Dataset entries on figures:
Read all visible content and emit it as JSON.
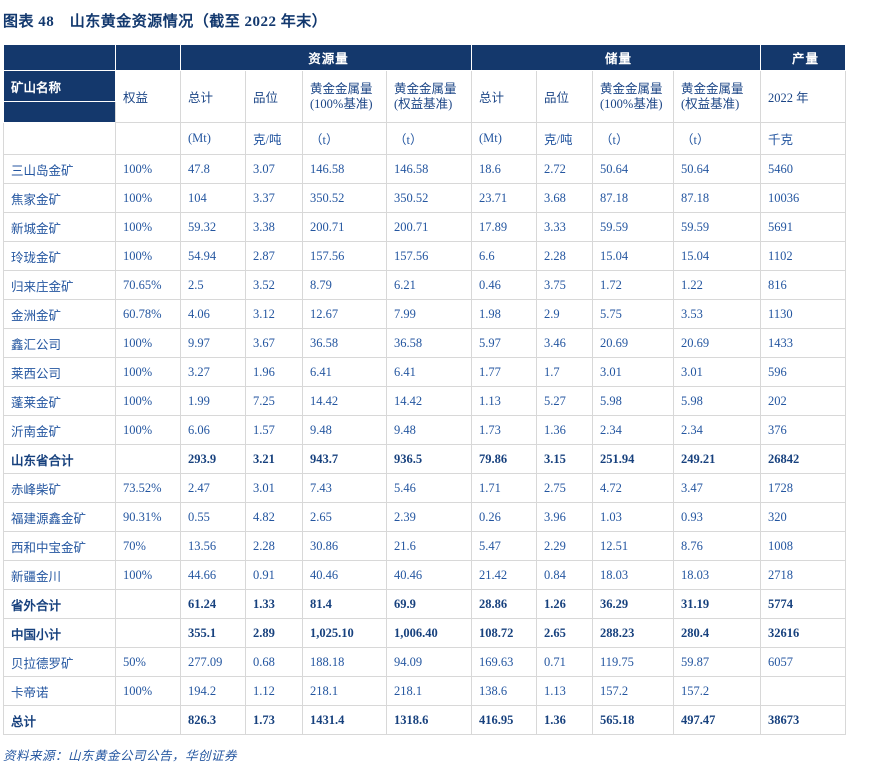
{
  "title": "图表 48　山东黄金资源情况（截至 2022 年末）",
  "source_note": "资料来源：山东黄金公司公告，华创证券",
  "colors": {
    "header_bg": "#14386C",
    "header_fg": "#FFFFFF",
    "ink": "#2456A0",
    "ink_strong": "#17417E",
    "head_ink": "#1B4586",
    "title_ink": "#12386E",
    "grid": "#D8D8D8"
  },
  "table": {
    "corner_label": "矿山名称",
    "groups": {
      "resources": "资源量",
      "reserves": "储量",
      "production": "产量"
    },
    "columns": {
      "equity": "权益",
      "total": "总计",
      "grade": "品位",
      "metal_label": "黄金金属量",
      "basis_100": "(100%基准)",
      "basis_equity": "(权益基准)",
      "production_year": "2022 年"
    },
    "units": {
      "mt": "(Mt)",
      "grade": "克/吨",
      "t": "（t）",
      "kg": "千克"
    },
    "column_keys": [
      "mine-name",
      "equity",
      "res-total",
      "res-grade",
      "res-metal-100",
      "res-metal-equity",
      "rsv-total",
      "rsv-grade",
      "rsv-metal-100",
      "rsv-metal-equity",
      "production-2022"
    ],
    "rows": [
      {
        "name": "三山岛金矿",
        "equity": "100%",
        "bold": false,
        "values": [
          "47.8",
          "3.07",
          "146.58",
          "146.58",
          "18.6",
          "2.72",
          "50.64",
          "50.64",
          "5460"
        ]
      },
      {
        "name": "焦家金矿",
        "equity": "100%",
        "bold": false,
        "values": [
          "104",
          "3.37",
          "350.52",
          "350.52",
          "23.71",
          "3.68",
          "87.18",
          "87.18",
          "10036"
        ]
      },
      {
        "name": "新城金矿",
        "equity": "100%",
        "bold": false,
        "values": [
          "59.32",
          "3.38",
          "200.71",
          "200.71",
          "17.89",
          "3.33",
          "59.59",
          "59.59",
          "5691"
        ]
      },
      {
        "name": "玲珑金矿",
        "equity": "100%",
        "bold": false,
        "values": [
          "54.94",
          "2.87",
          "157.56",
          "157.56",
          "6.6",
          "2.28",
          "15.04",
          "15.04",
          "1102"
        ]
      },
      {
        "name": "归来庄金矿",
        "equity": "70.65%",
        "bold": false,
        "values": [
          "2.5",
          "3.52",
          "8.79",
          "6.21",
          "0.46",
          "3.75",
          "1.72",
          "1.22",
          "816"
        ]
      },
      {
        "name": "金洲金矿",
        "equity": "60.78%",
        "bold": false,
        "values": [
          "4.06",
          "3.12",
          "12.67",
          "7.99",
          "1.98",
          "2.9",
          "5.75",
          "3.53",
          "1130"
        ]
      },
      {
        "name": "鑫汇公司",
        "equity": "100%",
        "bold": false,
        "values": [
          "9.97",
          "3.67",
          "36.58",
          "36.58",
          "5.97",
          "3.46",
          "20.69",
          "20.69",
          "1433"
        ]
      },
      {
        "name": "莱西公司",
        "equity": "100%",
        "bold": false,
        "values": [
          "3.27",
          "1.96",
          "6.41",
          "6.41",
          "1.77",
          "1.7",
          "3.01",
          "3.01",
          "596"
        ]
      },
      {
        "name": "蓬莱金矿",
        "equity": "100%",
        "bold": false,
        "values": [
          "1.99",
          "7.25",
          "14.42",
          "14.42",
          "1.13",
          "5.27",
          "5.98",
          "5.98",
          "202"
        ]
      },
      {
        "name": "沂南金矿",
        "equity": "100%",
        "bold": false,
        "values": [
          "6.06",
          "1.57",
          "9.48",
          "9.48",
          "1.73",
          "1.36",
          "2.34",
          "2.34",
          "376"
        ]
      },
      {
        "name": "山东省合计",
        "equity": "",
        "bold": true,
        "values": [
          "293.9",
          "3.21",
          "943.7",
          "936.5",
          "79.86",
          "3.15",
          "251.94",
          "249.21",
          "26842"
        ]
      },
      {
        "name": "赤峰柴矿",
        "equity": "73.52%",
        "bold": false,
        "values": [
          "2.47",
          "3.01",
          "7.43",
          "5.46",
          "1.71",
          "2.75",
          "4.72",
          "3.47",
          "1728"
        ]
      },
      {
        "name": "福建源鑫金矿",
        "equity": "90.31%",
        "bold": false,
        "values": [
          "0.55",
          "4.82",
          "2.65",
          "2.39",
          "0.26",
          "3.96",
          "1.03",
          "0.93",
          "320"
        ]
      },
      {
        "name": "西和中宝金矿",
        "equity": "70%",
        "bold": false,
        "values": [
          "13.56",
          "2.28",
          "30.86",
          "21.6",
          "5.47",
          "2.29",
          "12.51",
          "8.76",
          "1008"
        ]
      },
      {
        "name": "新疆金川",
        "equity": "100%",
        "bold": false,
        "values": [
          "44.66",
          "0.91",
          "40.46",
          "40.46",
          "21.42",
          "0.84",
          "18.03",
          "18.03",
          "2718"
        ]
      },
      {
        "name": "省外合计",
        "equity": "",
        "bold": true,
        "values": [
          "61.24",
          "1.33",
          "81.4",
          "69.9",
          "28.86",
          "1.26",
          "36.29",
          "31.19",
          "5774"
        ]
      },
      {
        "name": "中国小计",
        "equity": "",
        "bold": true,
        "values": [
          "355.1",
          "2.89",
          "1,025.10",
          "1,006.40",
          "108.72",
          "2.65",
          "288.23",
          "280.4",
          "32616"
        ]
      },
      {
        "name": "贝拉德罗矿",
        "equity": "50%",
        "bold": false,
        "values": [
          "277.09",
          "0.68",
          "188.18",
          "94.09",
          "169.63",
          "0.71",
          "119.75",
          "59.87",
          "6057"
        ]
      },
      {
        "name": "卡帝诺",
        "equity": "100%",
        "bold": false,
        "values": [
          "194.2",
          "1.12",
          "218.1",
          "218.1",
          "138.6",
          "1.13",
          "157.2",
          "157.2",
          ""
        ]
      },
      {
        "name": "总计",
        "equity": "",
        "bold": true,
        "values": [
          "826.3",
          "1.73",
          "1431.4",
          "1318.6",
          "416.95",
          "1.36",
          "565.18",
          "497.47",
          "38673"
        ]
      }
    ]
  }
}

Work to complete: Omit the pictures, then quote the rest of the material above exactly.

Completed task:
Read all visible content and emit it as JSON.
{
  "title": "图表 48　山东黄金资源情况（截至 2022 年末）",
  "source_note": "资料来源：山东黄金公司公告，华创证券",
  "colors": {
    "header_bg": "#14386C",
    "header_fg": "#FFFFFF",
    "ink": "#2456A0",
    "ink_strong": "#17417E",
    "head_ink": "#1B4586",
    "title_ink": "#12386E",
    "grid": "#D8D8D8"
  },
  "table": {
    "corner_label": "矿山名称",
    "groups": {
      "resources": "资源量",
      "reserves": "储量",
      "production": "产量"
    },
    "columns": {
      "equity": "权益",
      "total": "总计",
      "grade": "品位",
      "metal_label": "黄金金属量",
      "basis_100": "(100%基准)",
      "basis_equity": "(权益基准)",
      "production_year": "2022 年"
    },
    "units": {
      "mt": "(Mt)",
      "grade": "克/吨",
      "t": "（t）",
      "kg": "千克"
    },
    "column_keys": [
      "mine-name",
      "equity",
      "res-total",
      "res-grade",
      "res-metal-100",
      "res-metal-equity",
      "rsv-total",
      "rsv-grade",
      "rsv-metal-100",
      "rsv-metal-equity",
      "production-2022"
    ],
    "rows": [
      {
        "name": "三山岛金矿",
        "equity": "100%",
        "bold": false,
        "values": [
          "47.8",
          "3.07",
          "146.58",
          "146.58",
          "18.6",
          "2.72",
          "50.64",
          "50.64",
          "5460"
        ]
      },
      {
        "name": "焦家金矿",
        "equity": "100%",
        "bold": false,
        "values": [
          "104",
          "3.37",
          "350.52",
          "350.52",
          "23.71",
          "3.68",
          "87.18",
          "87.18",
          "10036"
        ]
      },
      {
        "name": "新城金矿",
        "equity": "100%",
        "bold": false,
        "values": [
          "59.32",
          "3.38",
          "200.71",
          "200.71",
          "17.89",
          "3.33",
          "59.59",
          "59.59",
          "5691"
        ]
      },
      {
        "name": "玲珑金矿",
        "equity": "100%",
        "bold": false,
        "values": [
          "54.94",
          "2.87",
          "157.56",
          "157.56",
          "6.6",
          "2.28",
          "15.04",
          "15.04",
          "1102"
        ]
      },
      {
        "name": "归来庄金矿",
        "equity": "70.65%",
        "bold": false,
        "values": [
          "2.5",
          "3.52",
          "8.79",
          "6.21",
          "0.46",
          "3.75",
          "1.72",
          "1.22",
          "816"
        ]
      },
      {
        "name": "金洲金矿",
        "equity": "60.78%",
        "bold": false,
        "values": [
          "4.06",
          "3.12",
          "12.67",
          "7.99",
          "1.98",
          "2.9",
          "5.75",
          "3.53",
          "1130"
        ]
      },
      {
        "name": "鑫汇公司",
        "equity": "100%",
        "bold": false,
        "values": [
          "9.97",
          "3.67",
          "36.58",
          "36.58",
          "5.97",
          "3.46",
          "20.69",
          "20.69",
          "1433"
        ]
      },
      {
        "name": "莱西公司",
        "equity": "100%",
        "bold": false,
        "values": [
          "3.27",
          "1.96",
          "6.41",
          "6.41",
          "1.77",
          "1.7",
          "3.01",
          "3.01",
          "596"
        ]
      },
      {
        "name": "蓬莱金矿",
        "equity": "100%",
        "bold": false,
        "values": [
          "1.99",
          "7.25",
          "14.42",
          "14.42",
          "1.13",
          "5.27",
          "5.98",
          "5.98",
          "202"
        ]
      },
      {
        "name": "沂南金矿",
        "equity": "100%",
        "bold": false,
        "values": [
          "6.06",
          "1.57",
          "9.48",
          "9.48",
          "1.73",
          "1.36",
          "2.34",
          "2.34",
          "376"
        ]
      },
      {
        "name": "山东省合计",
        "equity": "",
        "bold": true,
        "values": [
          "293.9",
          "3.21",
          "943.7",
          "936.5",
          "79.86",
          "3.15",
          "251.94",
          "249.21",
          "26842"
        ]
      },
      {
        "name": "赤峰柴矿",
        "equity": "73.52%",
        "bold": false,
        "values": [
          "2.47",
          "3.01",
          "7.43",
          "5.46",
          "1.71",
          "2.75",
          "4.72",
          "3.47",
          "1728"
        ]
      },
      {
        "name": "福建源鑫金矿",
        "equity": "90.31%",
        "bold": false,
        "values": [
          "0.55",
          "4.82",
          "2.65",
          "2.39",
          "0.26",
          "3.96",
          "1.03",
          "0.93",
          "320"
        ]
      },
      {
        "name": "西和中宝金矿",
        "equity": "70%",
        "bold": false,
        "values": [
          "13.56",
          "2.28",
          "30.86",
          "21.6",
          "5.47",
          "2.29",
          "12.51",
          "8.76",
          "1008"
        ]
      },
      {
        "name": "新疆金川",
        "equity": "100%",
        "bold": false,
        "values": [
          "44.66",
          "0.91",
          "40.46",
          "40.46",
          "21.42",
          "0.84",
          "18.03",
          "18.03",
          "2718"
        ]
      },
      {
        "name": "省外合计",
        "equity": "",
        "bold": true,
        "values": [
          "61.24",
          "1.33",
          "81.4",
          "69.9",
          "28.86",
          "1.26",
          "36.29",
          "31.19",
          "5774"
        ]
      },
      {
        "name": "中国小计",
        "equity": "",
        "bold": true,
        "values": [
          "355.1",
          "2.89",
          "1,025.10",
          "1,006.40",
          "108.72",
          "2.65",
          "288.23",
          "280.4",
          "32616"
        ]
      },
      {
        "name": "贝拉德罗矿",
        "equity": "50%",
        "bold": false,
        "values": [
          "277.09",
          "0.68",
          "188.18",
          "94.09",
          "169.63",
          "0.71",
          "119.75",
          "59.87",
          "6057"
        ]
      },
      {
        "name": "卡帝诺",
        "equity": "100%",
        "bold": false,
        "values": [
          "194.2",
          "1.12",
          "218.1",
          "218.1",
          "138.6",
          "1.13",
          "157.2",
          "157.2",
          ""
        ]
      },
      {
        "name": "总计",
        "equity": "",
        "bold": true,
        "values": [
          "826.3",
          "1.73",
          "1431.4",
          "1318.6",
          "416.95",
          "1.36",
          "565.18",
          "497.47",
          "38673"
        ]
      }
    ]
  }
}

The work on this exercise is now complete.